- _Written instruction_: Retype all the entries word for word, but omit the pictures.

___ Source records ___

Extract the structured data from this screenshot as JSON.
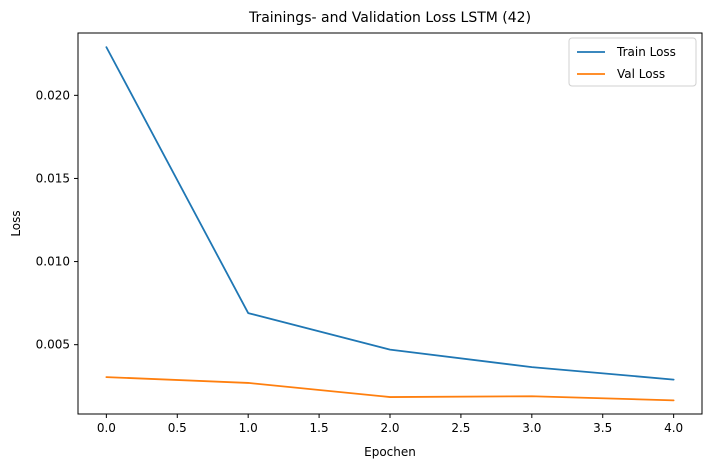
{
  "chart_data": {
    "type": "line",
    "title": "Trainings- and Validation Loss LSTM (42)",
    "xlabel": "Epochen",
    "ylabel": "Loss",
    "xlim": [
      -0.2,
      4.2
    ],
    "ylim": [
      0.00083,
      0.02375
    ],
    "xticks": [
      0.0,
      0.5,
      1.0,
      1.5,
      2.0,
      2.5,
      3.0,
      3.5,
      4.0
    ],
    "xtick_labels": [
      "0.0",
      "0.5",
      "1.0",
      "1.5",
      "2.0",
      "2.5",
      "3.0",
      "3.5",
      "4.0"
    ],
    "yticks": [
      0.005,
      0.01,
      0.015,
      0.02
    ],
    "ytick_labels": [
      "0.005",
      "0.010",
      "0.015",
      "0.020"
    ],
    "grid": false,
    "legend_position": "top-right",
    "series": [
      {
        "name": "Train Loss",
        "color": "#1f77b4",
        "x": [
          0,
          1,
          2,
          3,
          4
        ],
        "y": [
          0.0229,
          0.0069,
          0.0047,
          0.00365,
          0.0029
        ]
      },
      {
        "name": "Val Loss",
        "color": "#ff7f0e",
        "x": [
          0,
          1,
          2,
          3,
          4
        ],
        "y": [
          0.00305,
          0.0027,
          0.00185,
          0.0019,
          0.00165
        ]
      }
    ]
  }
}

___

- _Task answer_:
Extract the structured data from this screenshot as JSON.
{
  "chart_data": {
    "type": "line",
    "title": "Trainings- and Validation Loss LSTM (42)",
    "xlabel": "Epochen",
    "ylabel": "Loss",
    "xlim": [
      -0.2,
      4.2
    ],
    "ylim": [
      0.00083,
      0.02375
    ],
    "xticks": [
      0.0,
      0.5,
      1.0,
      1.5,
      2.0,
      2.5,
      3.0,
      3.5,
      4.0
    ],
    "xtick_labels": [
      "0.0",
      "0.5",
      "1.0",
      "1.5",
      "2.0",
      "2.5",
      "3.0",
      "3.5",
      "4.0"
    ],
    "yticks": [
      0.005,
      0.01,
      0.015,
      0.02
    ],
    "ytick_labels": [
      "0.005",
      "0.010",
      "0.015",
      "0.020"
    ],
    "grid": false,
    "legend_position": "top-right",
    "series": [
      {
        "name": "Train Loss",
        "color": "#1f77b4",
        "x": [
          0,
          1,
          2,
          3,
          4
        ],
        "y": [
          0.0229,
          0.0069,
          0.0047,
          0.00365,
          0.0029
        ]
      },
      {
        "name": "Val Loss",
        "color": "#ff7f0e",
        "x": [
          0,
          1,
          2,
          3,
          4
        ],
        "y": [
          0.00305,
          0.0027,
          0.00185,
          0.0019,
          0.00165
        ]
      }
    ]
  }
}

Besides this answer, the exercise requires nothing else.